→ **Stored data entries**
● ● ● ●

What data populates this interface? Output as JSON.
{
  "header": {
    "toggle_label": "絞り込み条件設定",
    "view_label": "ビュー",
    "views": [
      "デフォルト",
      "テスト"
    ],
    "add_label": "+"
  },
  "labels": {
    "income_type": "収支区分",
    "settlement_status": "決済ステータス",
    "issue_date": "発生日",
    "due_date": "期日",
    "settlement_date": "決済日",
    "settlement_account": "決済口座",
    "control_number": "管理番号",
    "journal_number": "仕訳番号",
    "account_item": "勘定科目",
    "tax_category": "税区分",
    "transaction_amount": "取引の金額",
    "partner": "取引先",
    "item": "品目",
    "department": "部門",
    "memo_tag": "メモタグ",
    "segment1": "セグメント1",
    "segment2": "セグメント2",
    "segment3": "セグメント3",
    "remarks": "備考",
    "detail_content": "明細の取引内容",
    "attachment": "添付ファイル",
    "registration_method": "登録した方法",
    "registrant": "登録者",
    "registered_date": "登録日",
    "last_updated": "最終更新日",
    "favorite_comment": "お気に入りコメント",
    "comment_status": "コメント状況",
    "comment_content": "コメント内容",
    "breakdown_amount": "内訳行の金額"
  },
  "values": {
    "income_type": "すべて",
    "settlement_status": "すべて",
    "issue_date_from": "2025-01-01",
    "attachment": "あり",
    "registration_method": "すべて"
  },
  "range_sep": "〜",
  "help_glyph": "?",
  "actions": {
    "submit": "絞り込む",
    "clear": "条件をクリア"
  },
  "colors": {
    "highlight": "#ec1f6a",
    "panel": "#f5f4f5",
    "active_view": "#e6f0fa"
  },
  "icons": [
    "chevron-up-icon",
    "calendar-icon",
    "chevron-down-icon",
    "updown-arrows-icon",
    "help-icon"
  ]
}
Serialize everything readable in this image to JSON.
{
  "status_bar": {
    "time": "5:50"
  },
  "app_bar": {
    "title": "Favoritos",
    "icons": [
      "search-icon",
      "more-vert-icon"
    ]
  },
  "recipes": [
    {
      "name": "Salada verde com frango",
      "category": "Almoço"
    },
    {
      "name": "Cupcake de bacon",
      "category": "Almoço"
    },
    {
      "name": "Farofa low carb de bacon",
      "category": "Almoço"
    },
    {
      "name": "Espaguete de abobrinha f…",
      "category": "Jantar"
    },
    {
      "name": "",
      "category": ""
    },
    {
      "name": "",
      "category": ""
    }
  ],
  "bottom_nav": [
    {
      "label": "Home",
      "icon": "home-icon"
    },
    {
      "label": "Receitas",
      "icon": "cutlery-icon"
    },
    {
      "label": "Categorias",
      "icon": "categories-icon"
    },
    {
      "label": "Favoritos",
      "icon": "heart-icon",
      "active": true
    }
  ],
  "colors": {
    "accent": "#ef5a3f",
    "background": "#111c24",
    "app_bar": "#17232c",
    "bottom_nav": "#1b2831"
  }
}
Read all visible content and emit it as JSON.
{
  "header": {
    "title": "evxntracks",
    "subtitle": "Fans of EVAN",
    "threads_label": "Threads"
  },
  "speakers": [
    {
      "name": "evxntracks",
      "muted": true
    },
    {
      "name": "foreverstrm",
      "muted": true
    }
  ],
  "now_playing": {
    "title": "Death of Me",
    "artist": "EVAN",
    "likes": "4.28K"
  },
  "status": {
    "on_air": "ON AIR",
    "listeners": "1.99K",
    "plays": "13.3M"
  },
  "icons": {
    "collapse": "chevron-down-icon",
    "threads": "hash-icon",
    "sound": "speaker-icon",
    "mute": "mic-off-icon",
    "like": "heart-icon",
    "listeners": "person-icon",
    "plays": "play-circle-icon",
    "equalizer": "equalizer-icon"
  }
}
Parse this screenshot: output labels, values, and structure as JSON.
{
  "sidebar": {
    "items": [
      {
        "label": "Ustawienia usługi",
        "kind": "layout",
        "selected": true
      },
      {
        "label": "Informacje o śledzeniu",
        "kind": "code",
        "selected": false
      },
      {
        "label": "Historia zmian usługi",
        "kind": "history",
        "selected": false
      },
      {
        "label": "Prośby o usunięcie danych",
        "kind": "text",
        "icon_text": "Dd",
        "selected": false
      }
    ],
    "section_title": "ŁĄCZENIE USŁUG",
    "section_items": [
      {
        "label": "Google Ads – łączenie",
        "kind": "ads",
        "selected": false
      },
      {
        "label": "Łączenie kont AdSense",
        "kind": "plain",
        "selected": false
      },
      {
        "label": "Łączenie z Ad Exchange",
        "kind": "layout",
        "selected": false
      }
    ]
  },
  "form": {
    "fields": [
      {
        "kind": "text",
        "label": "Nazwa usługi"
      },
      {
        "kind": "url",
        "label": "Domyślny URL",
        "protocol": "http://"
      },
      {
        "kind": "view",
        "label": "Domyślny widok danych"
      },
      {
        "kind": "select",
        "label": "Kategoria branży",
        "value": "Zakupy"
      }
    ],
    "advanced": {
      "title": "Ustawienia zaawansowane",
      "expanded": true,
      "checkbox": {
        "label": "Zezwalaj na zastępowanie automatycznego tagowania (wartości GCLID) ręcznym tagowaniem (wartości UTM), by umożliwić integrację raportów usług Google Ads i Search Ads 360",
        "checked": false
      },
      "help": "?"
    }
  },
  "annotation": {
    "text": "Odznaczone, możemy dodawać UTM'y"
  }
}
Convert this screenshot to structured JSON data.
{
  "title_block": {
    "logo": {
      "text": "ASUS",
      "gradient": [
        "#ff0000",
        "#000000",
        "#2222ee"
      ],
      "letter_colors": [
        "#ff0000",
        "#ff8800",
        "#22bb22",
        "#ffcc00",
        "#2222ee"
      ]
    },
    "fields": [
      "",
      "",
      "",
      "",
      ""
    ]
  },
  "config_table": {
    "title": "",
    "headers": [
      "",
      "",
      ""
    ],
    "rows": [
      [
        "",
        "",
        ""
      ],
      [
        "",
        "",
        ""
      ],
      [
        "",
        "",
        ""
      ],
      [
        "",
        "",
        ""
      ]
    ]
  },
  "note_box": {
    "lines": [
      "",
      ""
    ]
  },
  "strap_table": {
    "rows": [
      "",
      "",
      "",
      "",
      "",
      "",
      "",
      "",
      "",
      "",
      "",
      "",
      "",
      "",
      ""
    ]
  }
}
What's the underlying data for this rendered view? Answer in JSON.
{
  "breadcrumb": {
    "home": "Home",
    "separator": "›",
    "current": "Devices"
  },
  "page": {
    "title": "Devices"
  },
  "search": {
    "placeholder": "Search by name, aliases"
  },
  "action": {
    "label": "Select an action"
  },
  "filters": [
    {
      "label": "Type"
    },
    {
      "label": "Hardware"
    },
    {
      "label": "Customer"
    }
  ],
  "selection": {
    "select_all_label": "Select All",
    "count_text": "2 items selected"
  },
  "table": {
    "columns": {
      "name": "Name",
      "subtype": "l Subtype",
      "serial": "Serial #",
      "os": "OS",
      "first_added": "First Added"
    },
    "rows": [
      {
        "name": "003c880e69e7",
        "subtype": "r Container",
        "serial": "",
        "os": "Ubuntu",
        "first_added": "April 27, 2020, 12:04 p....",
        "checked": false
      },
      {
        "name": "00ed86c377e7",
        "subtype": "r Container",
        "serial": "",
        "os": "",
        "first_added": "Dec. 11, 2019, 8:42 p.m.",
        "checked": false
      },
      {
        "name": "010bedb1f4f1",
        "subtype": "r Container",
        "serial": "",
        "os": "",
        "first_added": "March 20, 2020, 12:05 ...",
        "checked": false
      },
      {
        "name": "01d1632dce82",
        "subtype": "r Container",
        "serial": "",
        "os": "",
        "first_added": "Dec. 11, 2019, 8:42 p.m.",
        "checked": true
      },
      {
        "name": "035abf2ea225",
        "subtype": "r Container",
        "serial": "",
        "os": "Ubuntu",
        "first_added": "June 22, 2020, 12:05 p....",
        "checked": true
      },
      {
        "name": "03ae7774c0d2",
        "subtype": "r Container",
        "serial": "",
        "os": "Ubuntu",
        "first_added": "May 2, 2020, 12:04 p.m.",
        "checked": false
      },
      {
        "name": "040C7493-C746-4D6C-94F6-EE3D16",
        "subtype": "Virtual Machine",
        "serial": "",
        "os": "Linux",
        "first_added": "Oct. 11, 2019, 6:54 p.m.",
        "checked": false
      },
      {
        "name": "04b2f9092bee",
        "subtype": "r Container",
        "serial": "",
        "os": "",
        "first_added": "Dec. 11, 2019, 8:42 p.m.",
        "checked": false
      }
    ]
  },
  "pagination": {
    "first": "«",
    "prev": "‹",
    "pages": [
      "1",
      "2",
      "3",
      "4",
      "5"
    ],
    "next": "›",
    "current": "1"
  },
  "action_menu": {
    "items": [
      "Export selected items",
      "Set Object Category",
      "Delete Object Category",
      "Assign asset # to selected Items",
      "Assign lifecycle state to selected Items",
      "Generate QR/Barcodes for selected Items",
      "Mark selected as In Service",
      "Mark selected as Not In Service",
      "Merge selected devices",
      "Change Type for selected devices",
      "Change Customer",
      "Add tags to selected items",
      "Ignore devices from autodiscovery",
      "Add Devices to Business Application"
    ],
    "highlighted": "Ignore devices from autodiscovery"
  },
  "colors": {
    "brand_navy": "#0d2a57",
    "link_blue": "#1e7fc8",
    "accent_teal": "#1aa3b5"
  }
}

● ● ● ●

→ **WHAT YOU HAVE TO DO**
Copy all lines of the material above where the string "chevron" occurs.

→ **FINAL RESULT**
    "chevron-up-icon",
    "chevron-down-icon",
    "collapse": "chevron-down-icon",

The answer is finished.